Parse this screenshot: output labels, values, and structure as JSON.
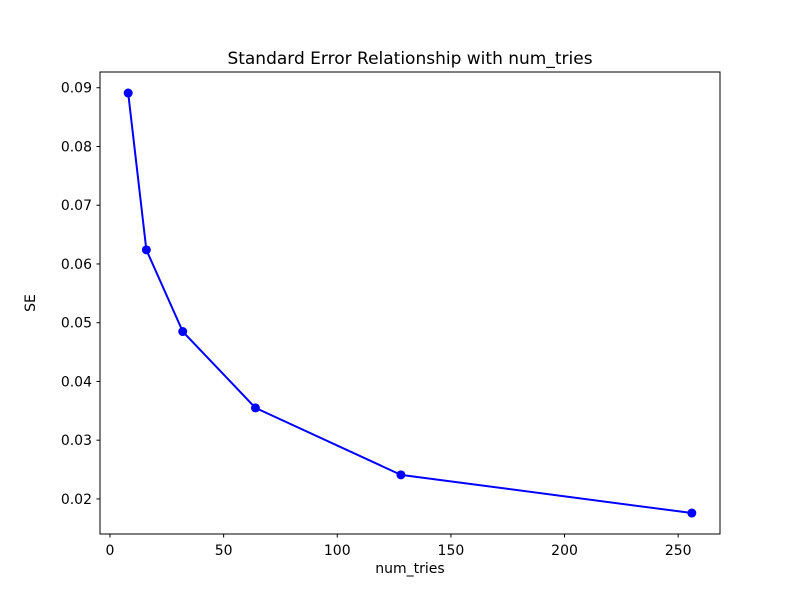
{
  "chart_data": {
    "type": "line",
    "title": "Standard Error Relationship with num_tries",
    "xlabel": "num_tries",
    "ylabel": "SE",
    "series": [
      {
        "name": "SE vs num_tries",
        "x": [
          8,
          16,
          32,
          64,
          128,
          256
        ],
        "y": [
          0.0891,
          0.0624,
          0.0485,
          0.0355,
          0.0241,
          0.0176
        ],
        "color": "#0000ff",
        "marker": "circle",
        "line_width": 2
      }
    ],
    "xlim": [
      -4.4,
      268.4
    ],
    "ylim": [
      0.01403,
      0.09268
    ],
    "x_ticks": [
      0,
      50,
      100,
      150,
      200,
      250
    ],
    "x_tick_labels": [
      "0",
      "50",
      "100",
      "150",
      "200",
      "250"
    ],
    "y_ticks": [
      0.02,
      0.03,
      0.04,
      0.05,
      0.06,
      0.07,
      0.08,
      0.09
    ],
    "y_tick_labels": [
      "0.02",
      "0.03",
      "0.04",
      "0.05",
      "0.06",
      "0.07",
      "0.08",
      "0.09"
    ],
    "grid": false,
    "legend": null,
    "background_color": "#ffffff",
    "spine_color": "#000000"
  }
}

- REQUIREMENTS -
Keep the pictures out and write out the records exactly.

- RESPONSE TO THE EXERCISE -
Parse this screenshot: output labels, values, and structure as JSON.
{
  "chart_data": {
    "type": "line",
    "title": "Standard Error Relationship with num_tries",
    "xlabel": "num_tries",
    "ylabel": "SE",
    "series": [
      {
        "name": "SE vs num_tries",
        "x": [
          8,
          16,
          32,
          64,
          128,
          256
        ],
        "y": [
          0.0891,
          0.0624,
          0.0485,
          0.0355,
          0.0241,
          0.0176
        ],
        "color": "#0000ff",
        "marker": "circle",
        "line_width": 2
      }
    ],
    "xlim": [
      -4.4,
      268.4
    ],
    "ylim": [
      0.01403,
      0.09268
    ],
    "x_ticks": [
      0,
      50,
      100,
      150,
      200,
      250
    ],
    "x_tick_labels": [
      "0",
      "50",
      "100",
      "150",
      "200",
      "250"
    ],
    "y_ticks": [
      0.02,
      0.03,
      0.04,
      0.05,
      0.06,
      0.07,
      0.08,
      0.09
    ],
    "y_tick_labels": [
      "0.02",
      "0.03",
      "0.04",
      "0.05",
      "0.06",
      "0.07",
      "0.08",
      "0.09"
    ],
    "grid": false,
    "legend": null,
    "background_color": "#ffffff",
    "spine_color": "#000000"
  }
}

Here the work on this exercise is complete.